- _Aim of the exercise_
Collect every line below that contains the word "this".

- _Task input_
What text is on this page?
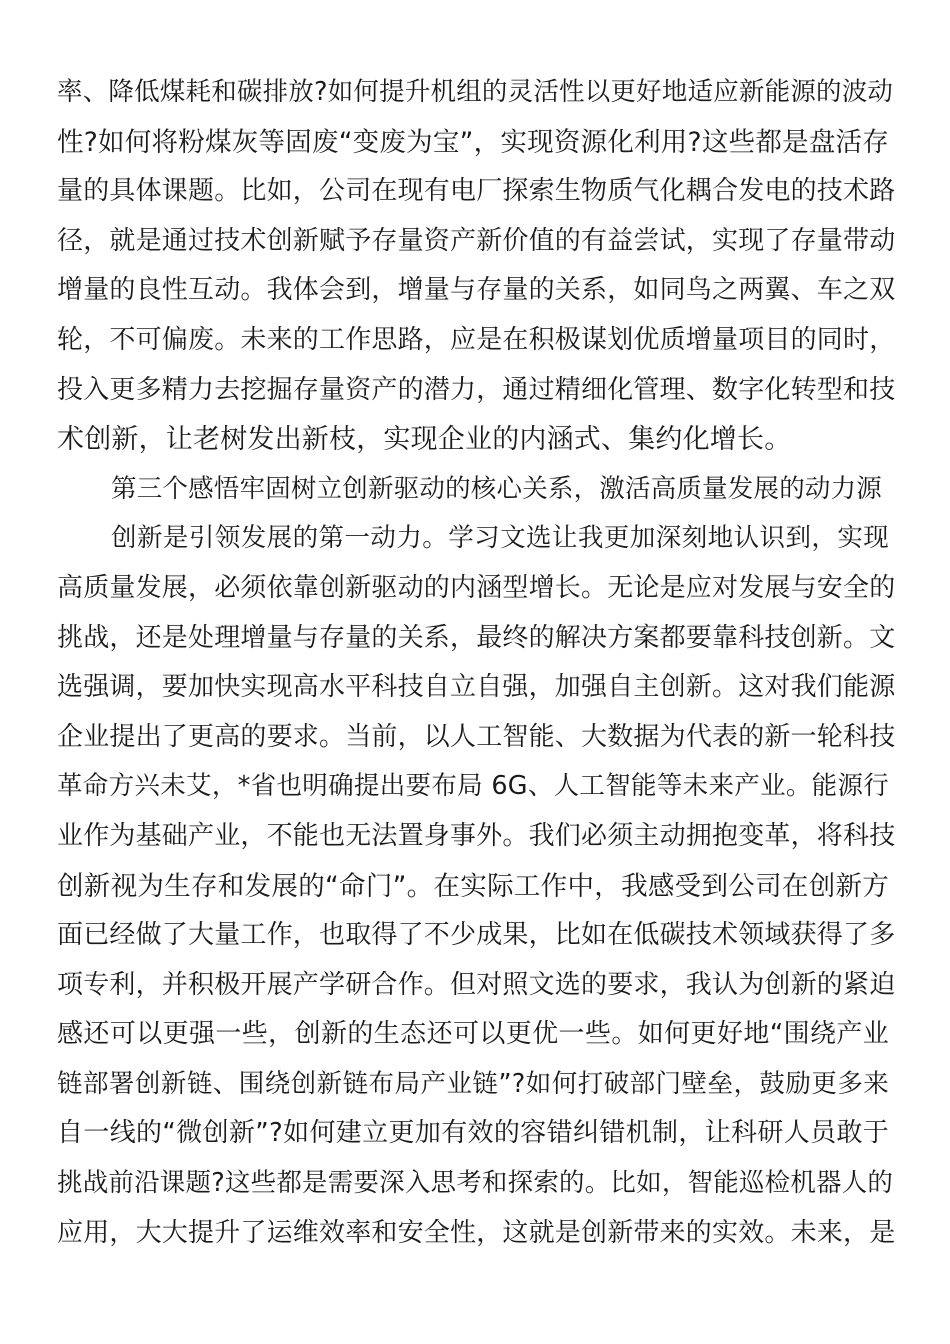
率、降低煤耗和碳排放?如何提升机组的灵活性以更好地适应新能源的波动
性?如何将粉煤灰等固废“变废为宝”，实现资源化利用?这些都是盘活存
量的具体课题。比如，公司在现有电厂探索生物质气化耦合发电的技术路
径，就是通过技术创新赋予存量资产新价值的有益尝试，实现了存量带动
增量的良性互动。我体会到，增量与存量的关系，如同鸟之两翼、车之双
轮，不可偏废。未来的工作思路，应是在积极谋划优质增量项目的同时，
投入更多精力去挖掘存量资产的潜力，通过精细化管理、数字化转型和技
术创新，让老树发出新枝，实现企业的内涵式、集约化增长。
第三个感悟牢固树立创新驱动的核心关系，激活高质量发展的动力源
创新是引领发展的第一动力。学习文选让我更加深刻地认识到，实现
高质量发展，必须依靠创新驱动的内涵型增长。无论是应对发展与安全的
挑战，还是处理增量与存量的关系，最终的解决方案都要靠科技创新。文
选强调，要加快实现高水平科技自立自强，加强自主创新。这对我们能源
企业提出了更高的要求。当前，以人工智能、大数据为代表的新一轮科技
革命方兴未艾，*省也明确提出要布局 6G、人工智能等未来产业。能源行
业作为基础产业，不能也无法置身事外。我们必须主动拥抱变革，将科技
创新视为生存和发展的“命门”。在实际工作中，我感受到公司在创新方
面已经做了大量工作，也取得了不少成果，比如在低碳技术领域获得了多
项专利，并积极开展产学研合作。但对照文选的要求，我认为创新的紧迫
感还可以更强一些，创新的生态还可以更优一些。如何更好地“围绕产业
链部署创新链、围绕创新链布局产业链”?如何打破部门壁垒，鼓励更多来
自一线的“微创新”?如何建立更加有效的容错纠错机制，让科研人员敢于
挑战前沿课题?这些都是需要深入思考和探索的。比如，智能巡检机器人的
应用，大大提升了运维效率和安全性，这就是创新带来的实效。未来，是
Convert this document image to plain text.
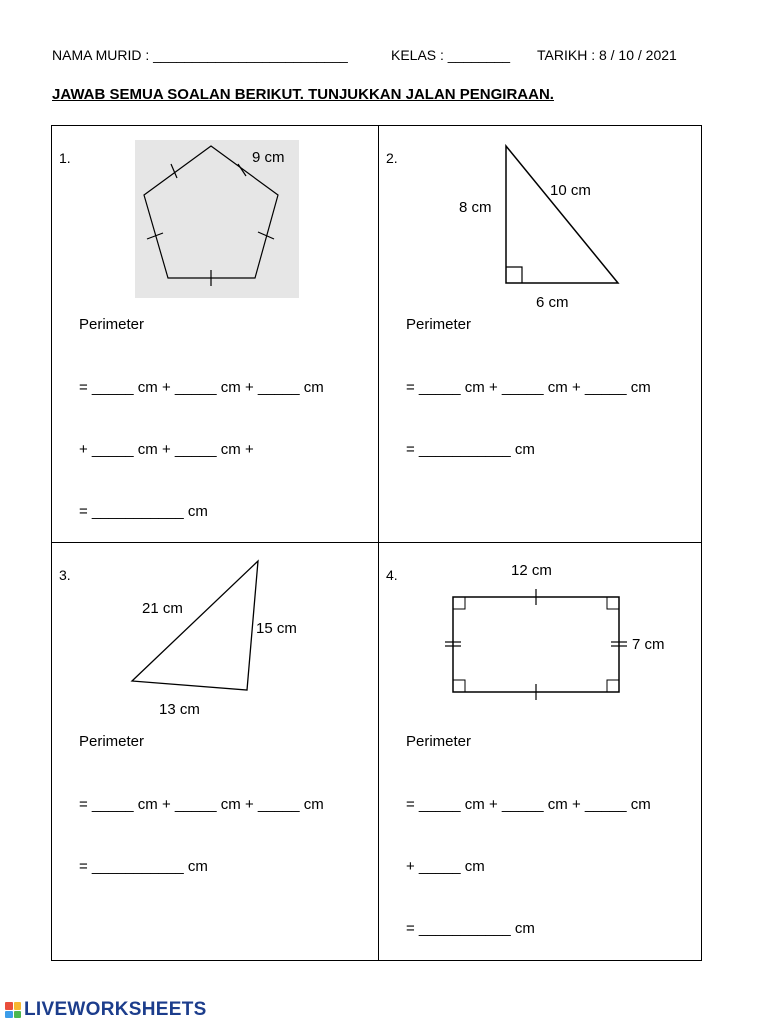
NAMA MURID : _________________________	KELAS : ________ TARIKH : 8 / 10 / 2021
JAWAB SEMUA SOALAN BERIKUT. TUNJUKKAN JALAN PENGIRAAN.
1.	9 cm
Perimeter
= _____ cm + _____ cm + _____ cm
+ _____ cm + _____ cm +
= ___________ cm
2.
8 cm
10 cm
6 cm
Perimeter
= _____ cm + _____ cm + _____ cm
= ___________ cm
3.
21 cm
15 cm
13 cm
Perimeter
= _____ cm + _____ cm + _____ cm
= ___________ cm
4.	12 cm
7 cm
Perimeter
= _____ cm + _____ cm + _____ cm
+ _____ cm
= ___________ cm
LIVEWORKSHEETS
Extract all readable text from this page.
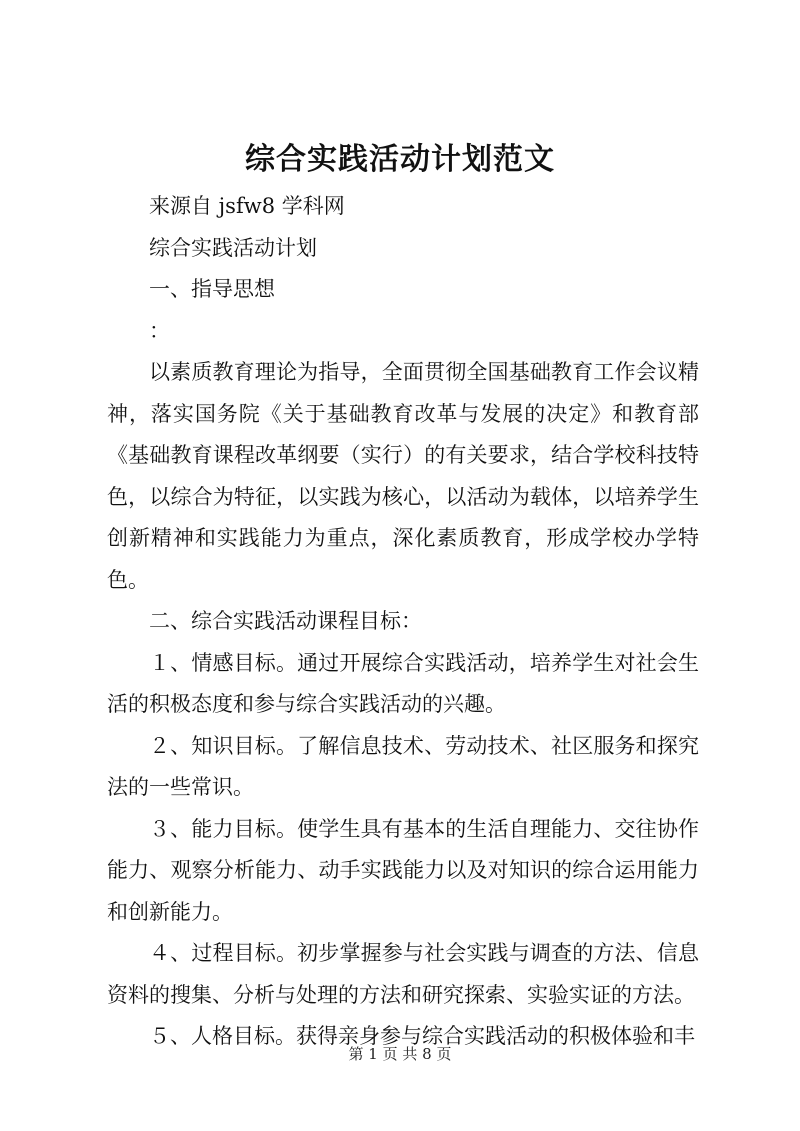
综合实践活动计划范文

来源自 jsfw8 学科网

综合实践活动计划

一、指导思想

：

以素质教育理论为指导，全面贯彻全国基础教育工作会议精神，落实国务院《关于基础教育改革与发展的决定》和教育部《基础教育课程改革纲要（实行）的有关要求，结合学校科技特色，以综合为特征，以实践为核心，以活动为载体，以培养学生创新精神和实践能力为重点，深化素质教育，形成学校办学特色。

二、综合实践活动课程目标：

１、情感目标。通过开展综合实践活动，培养学生对社会生活的积极态度和参与综合实践活动的兴趣。

２、知识目标。了解信息技术、劳动技术、社区服务和探究法的一些常识。

３、能力目标。使学生具有基本的生活自理能力、交往协作能力、观察分析能力、动手实践能力以及对知识的综合运用能力和创新能力。

４、过程目标。初步掌握参与社会实践与调查的方法、信息资料的搜集、分析与处理的方法和研究探索、实验实证的方法。

５、人格目标。获得亲身参与综合实践活动的积极体验和丰

第 1 页 共 8 页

- _Exercise result_
What text is on this page?
Convert this document image to plain text.
Extract all readable text from this page.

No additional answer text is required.